In the material below, find every line with "JSON" and pull it out.

------------------------------

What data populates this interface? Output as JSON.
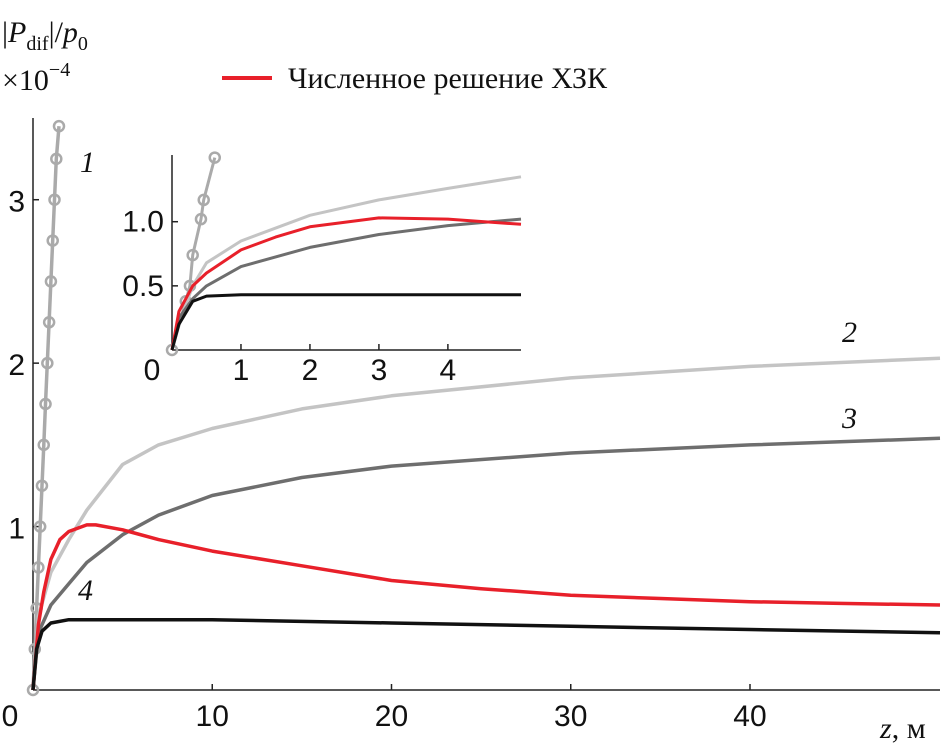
{
  "chart_data": [
    {
      "type": "line",
      "ylabel": [
        "|",
        "P",
        "dif",
        "|/",
        "p",
        "0"
      ],
      "y_multiplier": [
        "×10",
        "−4"
      ],
      "xlabel": [
        "z",
        ", м"
      ],
      "xlim": [
        0,
        50.6
      ],
      "ylim": [
        0,
        3.5
      ],
      "xticks": [
        0,
        10,
        20,
        30,
        40
      ],
      "yticks": [
        1,
        2,
        3
      ],
      "series": [
        {
          "name": "1",
          "color": "#aaaaaa",
          "markers": true,
          "x": [
            0,
            0.1,
            0.2,
            0.3,
            0.4,
            0.5,
            0.6,
            0.7,
            0.8,
            0.9,
            1.0,
            1.1,
            1.2,
            1.3,
            1.45
          ],
          "values": [
            0,
            0.25,
            0.5,
            0.75,
            1.0,
            1.25,
            1.5,
            1.75,
            2.0,
            2.25,
            2.5,
            2.75,
            3.0,
            3.25,
            3.45
          ]
        },
        {
          "name": "2",
          "color": "#c4c4c4",
          "x": [
            0,
            0.3,
            1,
            2,
            3,
            5,
            7,
            10,
            15,
            20,
            30,
            40,
            50.6
          ],
          "values": [
            0,
            0.45,
            0.72,
            0.92,
            1.1,
            1.38,
            1.5,
            1.6,
            1.72,
            1.8,
            1.91,
            1.98,
            2.03
          ]
        },
        {
          "name": "3",
          "color": "#6e6e6e",
          "x": [
            0,
            0.3,
            1,
            2,
            3,
            5,
            7,
            10,
            15,
            20,
            30,
            40,
            50.6
          ],
          "values": [
            0,
            0.35,
            0.52,
            0.65,
            0.78,
            0.95,
            1.07,
            1.19,
            1.3,
            1.37,
            1.45,
            1.5,
            1.54
          ]
        },
        {
          "name": "Численное решение ХЗК",
          "color": "#e8202a",
          "x": [
            0,
            0.3,
            0.6,
            1,
            1.5,
            2,
            3,
            3.5,
            5,
            7,
            10,
            15,
            20,
            25,
            30,
            35,
            40,
            45,
            50.6
          ],
          "values": [
            0,
            0.4,
            0.6,
            0.8,
            0.92,
            0.97,
            1.01,
            1.01,
            0.98,
            0.92,
            0.85,
            0.76,
            0.67,
            0.62,
            0.58,
            0.56,
            0.54,
            0.53,
            0.52
          ]
        },
        {
          "name": "4",
          "color": "#111111",
          "x": [
            0,
            0.2,
            0.5,
            1,
            2,
            5,
            10,
            20,
            30,
            40,
            50.6
          ],
          "values": [
            0,
            0.25,
            0.36,
            0.41,
            0.43,
            0.43,
            0.43,
            0.41,
            0.39,
            0.37,
            0.35
          ]
        }
      ]
    },
    {
      "type": "line",
      "xlim": [
        0,
        5.06
      ],
      "ylim": [
        0,
        1.52
      ],
      "xticks": [
        0,
        1,
        2,
        3,
        4
      ],
      "yticks": [
        0.5,
        {
          "value": 1,
          "label": "1.0"
        }
      ],
      "series": [
        {
          "color": "#aaaaaa",
          "markers": true,
          "x": [
            0,
            0.2,
            0.26,
            0.3,
            0.42,
            0.46,
            0.62
          ],
          "values": [
            0,
            0.38,
            0.5,
            0.74,
            1.02,
            1.17,
            1.5
          ]
        },
        {
          "color": "#c4c4c4",
          "x": [
            0,
            0.1,
            0.3,
            0.5,
            1,
            2,
            3,
            4,
            5.06
          ],
          "values": [
            0,
            0.2,
            0.5,
            0.68,
            0.85,
            1.05,
            1.17,
            1.26,
            1.35
          ]
        },
        {
          "color": "#6e6e6e",
          "x": [
            0,
            0.1,
            0.3,
            0.5,
            1,
            2,
            3,
            4,
            5.06
          ],
          "values": [
            0,
            0.25,
            0.4,
            0.5,
            0.65,
            0.8,
            0.9,
            0.97,
            1.02
          ]
        },
        {
          "color": "#e8202a",
          "x": [
            0,
            0.1,
            0.3,
            0.5,
            1,
            1.5,
            2,
            3,
            4,
            5.06
          ],
          "values": [
            0,
            0.3,
            0.5,
            0.6,
            0.78,
            0.88,
            0.96,
            1.03,
            1.02,
            0.98
          ]
        },
        {
          "color": "#111111",
          "x": [
            0,
            0.1,
            0.3,
            0.5,
            1,
            2,
            3,
            4,
            5.06
          ],
          "values": [
            0,
            0.2,
            0.38,
            0.42,
            0.43,
            0.43,
            0.43,
            0.43,
            0.43
          ]
        }
      ]
    }
  ]
}
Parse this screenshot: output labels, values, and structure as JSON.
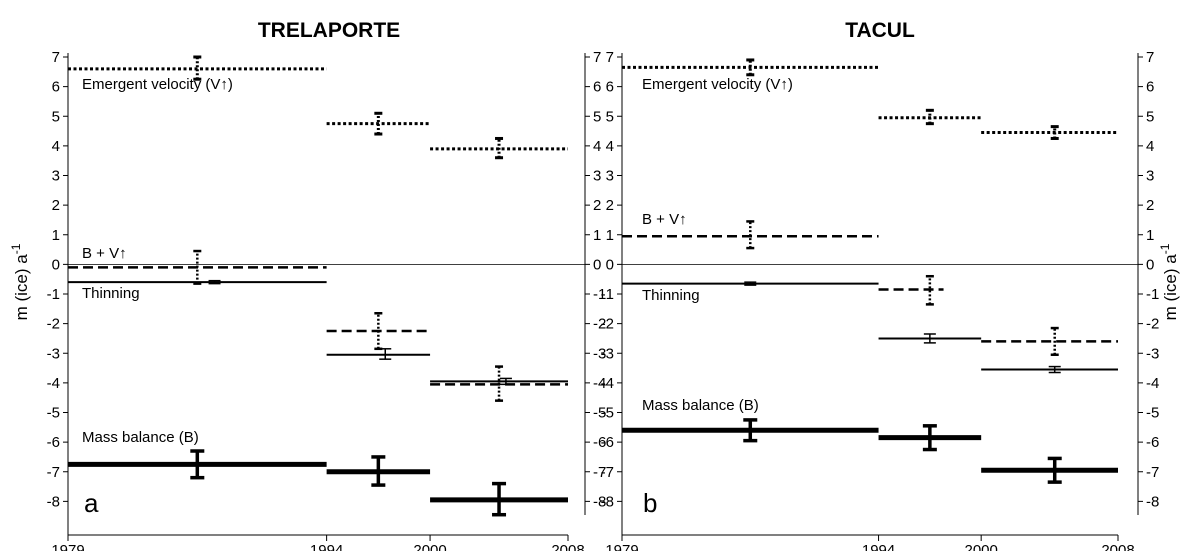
{
  "y_axis_label": "m (ice) a",
  "y_axis_label_sup": "-1",
  "chart_data": [
    {
      "type": "interval",
      "panel": "a",
      "title": "TRELAPORTE",
      "xlim": [
        1979,
        2008
      ],
      "x_ticks": [
        1979,
        1994,
        2000,
        2008
      ],
      "ylim": [
        -9,
        7
      ],
      "y_ticks": [
        -8,
        -7,
        -6,
        -5,
        -4,
        -3,
        -2,
        -1,
        0,
        1,
        2,
        3,
        4,
        5,
        6,
        7
      ],
      "annotations": [
        {
          "text": "Emergent velocity (V↑)",
          "series": "emergent_velocity"
        },
        {
          "text": "B + V↑",
          "series": "b_plus_v"
        },
        {
          "text": "Thinning",
          "series": "thinning"
        },
        {
          "text": "Mass balance (B)",
          "series": "mass_balance"
        }
      ],
      "series": [
        {
          "key": "emergent_velocity",
          "style": "dotted",
          "segments": [
            {
              "x0": 1979,
              "x1": 1994,
              "value": 6.6,
              "err_low": 6.25,
              "err_high": 7.0,
              "err_x": 1986.5
            },
            {
              "x0": 1994,
              "x1": 2000,
              "value": 4.75,
              "err_low": 4.4,
              "err_high": 5.1,
              "err_x": 1997
            },
            {
              "x0": 2000,
              "x1": 2008,
              "value": 3.9,
              "err_low": 3.6,
              "err_high": 4.25,
              "err_x": 2004
            }
          ]
        },
        {
          "key": "b_plus_v",
          "style": "dashed",
          "segments": [
            {
              "x0": 1979,
              "x1": 1994,
              "value": -0.1,
              "err_low": -0.65,
              "err_high": 0.45,
              "err_x": 1986.5
            },
            {
              "x0": 1994,
              "x1": 2000,
              "value": -2.25,
              "err_low": -2.85,
              "err_high": -1.65,
              "err_x": 1997
            },
            {
              "x0": 2000,
              "x1": 2008,
              "value": -4.05,
              "err_low": -4.6,
              "err_high": -3.45,
              "err_x": 2004
            }
          ]
        },
        {
          "key": "thinning",
          "style": "thin",
          "segments": [
            {
              "x0": 1979,
              "x1": 1994,
              "value": -0.6,
              "err_low": -0.65,
              "err_high": -0.55,
              "err_x": 1987.5
            },
            {
              "x0": 1994,
              "x1": 2000,
              "value": -3.05,
              "err_low": -3.2,
              "err_high": -2.85,
              "err_x": 1997.4
            },
            {
              "x0": 2000,
              "x1": 2008,
              "value": -3.95,
              "err_low": -4.05,
              "err_high": -3.85,
              "err_x": 2004.4
            }
          ]
        },
        {
          "key": "mass_balance",
          "style": "thick",
          "segments": [
            {
              "x0": 1979,
              "x1": 1994,
              "value": -6.75,
              "err_low": -7.2,
              "err_high": -6.3,
              "err_x": 1986.5
            },
            {
              "x0": 1994,
              "x1": 2000,
              "value": -7.0,
              "err_low": -7.45,
              "err_high": -6.5,
              "err_x": 1997
            },
            {
              "x0": 2000,
              "x1": 2008,
              "value": -7.95,
              "err_low": -8.45,
              "err_high": -7.4,
              "err_x": 2004
            }
          ]
        }
      ]
    },
    {
      "type": "interval",
      "panel": "b",
      "title": "TACUL",
      "xlim": [
        1979,
        2008
      ],
      "x_ticks": [
        1979,
        1994,
        2000,
        2008
      ],
      "ylim": [
        -9,
        7
      ],
      "y_ticks": [
        -8,
        -7,
        -6,
        -5,
        -4,
        -3,
        -2,
        -1,
        0,
        1,
        2,
        3,
        4,
        5,
        6,
        7
      ],
      "annotations": [
        {
          "text": "Emergent velocity (V↑)",
          "series": "emergent_velocity"
        },
        {
          "text": "B + V↑",
          "series": "b_plus_v"
        },
        {
          "text": "Thinning",
          "series": "thinning"
        },
        {
          "text": "Mass balance (B)",
          "series": "mass_balance"
        }
      ],
      "series": [
        {
          "key": "emergent_velocity",
          "style": "dotted",
          "segments": [
            {
              "x0": 1979,
              "x1": 1994,
              "value": 6.65,
              "err_low": 6.4,
              "err_high": 6.9,
              "err_x": 1986.5
            },
            {
              "x0": 1994,
              "x1": 2000,
              "value": 4.95,
              "err_low": 4.75,
              "err_high": 5.2,
              "err_x": 1997
            },
            {
              "x0": 2000,
              "x1": 2008,
              "value": 4.45,
              "err_low": 4.25,
              "err_high": 4.65,
              "err_x": 2004.3
            }
          ]
        },
        {
          "key": "b_plus_v",
          "style": "dashed",
          "segments": [
            {
              "x0": 1979,
              "x1": 1994,
              "value": 0.95,
              "err_low": 0.55,
              "err_high": 1.45,
              "err_x": 1986.5
            },
            {
              "x0": 1994,
              "x1": 1997.8,
              "value": -0.85,
              "err_low": -1.35,
              "err_high": -0.4,
              "err_x": 1997
            },
            {
              "x0": 2000,
              "x1": 2008,
              "value": -2.6,
              "err_low": -3.05,
              "err_high": -2.15,
              "err_x": 2004.3
            }
          ]
        },
        {
          "key": "thinning",
          "style": "thin",
          "segments": [
            {
              "x0": 1979,
              "x1": 1994,
              "value": -0.65,
              "err_low": -0.7,
              "err_high": -0.6,
              "err_x": 1986.5
            },
            {
              "x0": 1994,
              "x1": 2000,
              "value": -2.5,
              "err_low": -2.65,
              "err_high": -2.35,
              "err_x": 1997
            },
            {
              "x0": 2000,
              "x1": 2008,
              "value": -3.55,
              "err_low": -3.65,
              "err_high": -3.45,
              "err_x": 2004.3
            }
          ]
        },
        {
          "key": "mass_balance",
          "style": "thick",
          "segments": [
            {
              "x0": 1979,
              "x1": 1994,
              "value": -5.6,
              "err_low": -5.95,
              "err_high": -5.25,
              "err_x": 1986.5
            },
            {
              "x0": 1994,
              "x1": 2000,
              "value": -5.85,
              "err_low": -6.25,
              "err_high": -5.45,
              "err_x": 1997
            },
            {
              "x0": 2000,
              "x1": 2008,
              "value": -6.95,
              "err_low": -7.35,
              "err_high": -6.55,
              "err_x": 2004.3
            }
          ]
        }
      ]
    }
  ]
}
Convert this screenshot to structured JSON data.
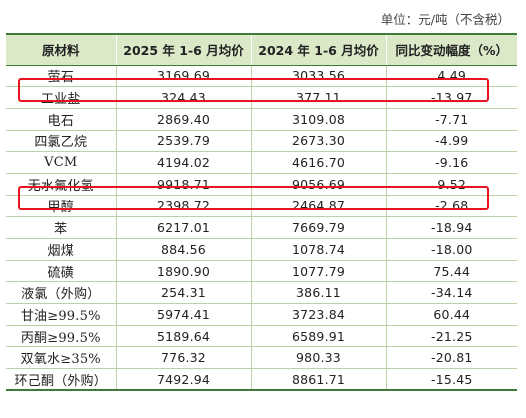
{
  "unit_note": "单位：元/吨（不含税）",
  "headers": [
    "原材料",
    "2025 年 1-6 月均价",
    "2024 年 1-6 月均价",
    "同比变动幅度（%）"
  ],
  "rows": [
    {
      "name": "萤石",
      "p2025": "3169.69",
      "p2024": "3033.56",
      "change": "4.49"
    },
    {
      "name": "工业盐",
      "p2025": "324.43",
      "p2024": "377.11",
      "change": "-13.97"
    },
    {
      "name": "电石",
      "p2025": "2869.40",
      "p2024": "3109.08",
      "change": "-7.71"
    },
    {
      "name": "四氯乙烷",
      "p2025": "2539.79",
      "p2024": "2673.30",
      "change": "-4.99"
    },
    {
      "name": "VCM",
      "p2025": "4194.02",
      "p2024": "4616.70",
      "change": "-9.16"
    },
    {
      "name": "无水氟化氢",
      "p2025": "9918.71",
      "p2024": "9056.69",
      "change": "9.52"
    },
    {
      "name": "甲醇",
      "p2025": "2398.72",
      "p2024": "2464.87",
      "change": "-2.68"
    },
    {
      "name": "苯",
      "p2025": "6217.01",
      "p2024": "7669.79",
      "change": "-18.94"
    },
    {
      "name": "烟煤",
      "p2025": "884.56",
      "p2024": "1078.74",
      "change": "-18.00"
    },
    {
      "name": "硫磺",
      "p2025": "1890.90",
      "p2024": "1077.79",
      "change": "75.44"
    },
    {
      "name": "液氯（外购）",
      "p2025": "254.31",
      "p2024": "386.11",
      "change": "-34.14"
    },
    {
      "name": "甘油≥99.5%",
      "p2025": "5974.41",
      "p2024": "3723.84",
      "change": "60.44"
    },
    {
      "name": "丙酮≥99.5%",
      "p2025": "5189.64",
      "p2024": "6589.91",
      "change": "-21.25"
    },
    {
      "name": "双氧水≥35%",
      "p2025": "776.32",
      "p2024": "980.33",
      "change": "-20.81"
    },
    {
      "name": "环己酮（外购）",
      "p2025": "7492.94",
      "p2024": "8861.71",
      "change": "-15.45"
    }
  ],
  "highlight_color": "#e8141e",
  "header_color": "#dbe9c8"
}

------------------------------

## Response to this exercise
What data populates this interface? Output as JSON.
Parse this screenshot: output labels, values, and structure as JSON.
Convert this screenshot to structured JSON data.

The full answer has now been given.